* Passage shown:
The basic dimensions and geometry of the diaphram, phase plug, and throat are the same as in the annular phase plug style altecs. My EK's don't have the original phrams, but i'm quite sure they use a phram with a mylar surround similar to the less desireable "symbiotik" Altec phrams.

Jonas Renkus was the founder and cheif engineer at Emilar, i believe he was at some point in history a part of the Altec design team. He held several patents which coincidentally are the major differences between the Altec 1 inch compression drivers, and the 1 inch compression drivers made by both Emilar and later Renkus Heinz.

Renkus designed the diaphram in his drivers to be field replaceable. The centering method he patented for Emilar consists of a very shallow counterbore in the face plate of the magnet into which fits the precision machined and centered diaphram mounting hub, no centering pins. The diaphram is then "clamped" into place providing uniform pressure oround the entire diameter of the mounting hub rather than at three single points like the competition.

* Data excerpt:
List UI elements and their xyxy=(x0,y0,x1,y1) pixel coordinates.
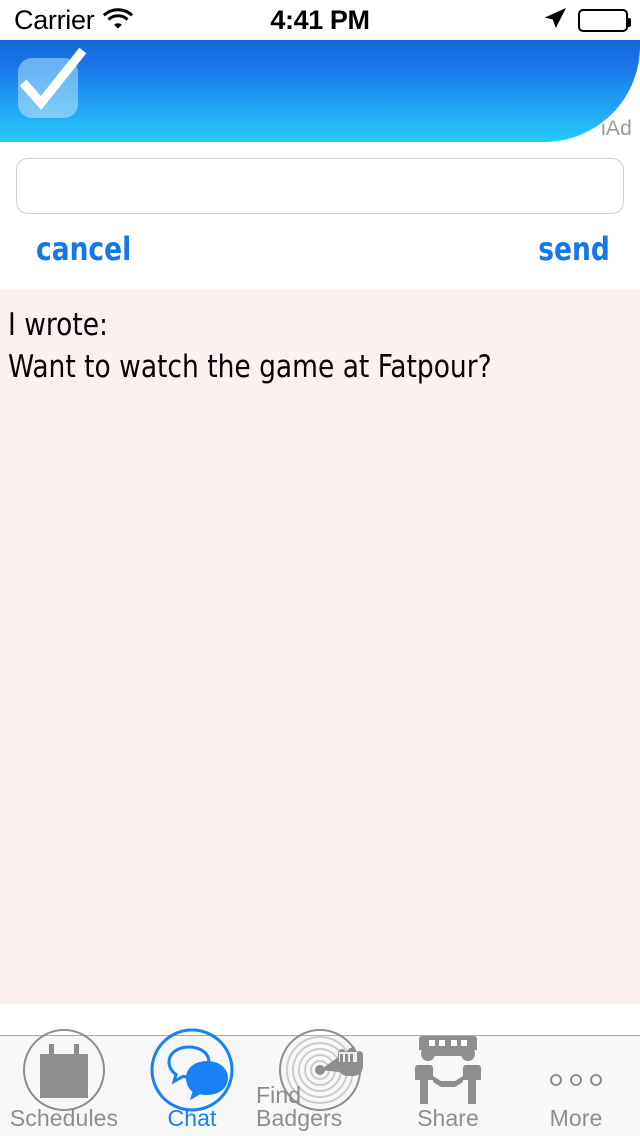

* Task set:
A) What position did Jonas Renkus hold at Emilar, according to the passage about Emilar compression drivers?
B) Carry the passage about Emilar compression drivers forward from its final sentence.

* Final answers:
A) He was the founder and chief engineer.

B)
Renkus eventually sold and disolved Emilar to raise capital for his next venture which would be known by it's present day name of Renkus Heinz. He further developed the 1 inch driver, and held patents for a new field replacement method whereby the diaphram is constructed with a thin and broad all aluminum hub now centered by 2 very large precision machined and located "pins" which also incorporate the 1/4-20 studs which hold the cover in place. Further refinements included a rear cover that not only clampes the diaphram in place circumferentially, but also wraps around the magnet structure with the 2 fold purpose of protecting the edges of the ferrite and acting as a very effective heatsink ................... way ahead of today's rubber tire which serves to hold heat in the driver.

To my ear the Emilar and Renkus drivers have far better high end extension than the symbiotik altecs, and i think any similarity in the diaphrams ends at the visual characteristics. I have plenty of Altec, Emilar, and Renkus drivers to compare. i won't say that one sounds "better" than another, those comparisons are just too subjective, altho i'll say they do all sound "different".

speakerdave
12-28-2006, 11:03 AM
Nice post, bowtie--welcome to the forum.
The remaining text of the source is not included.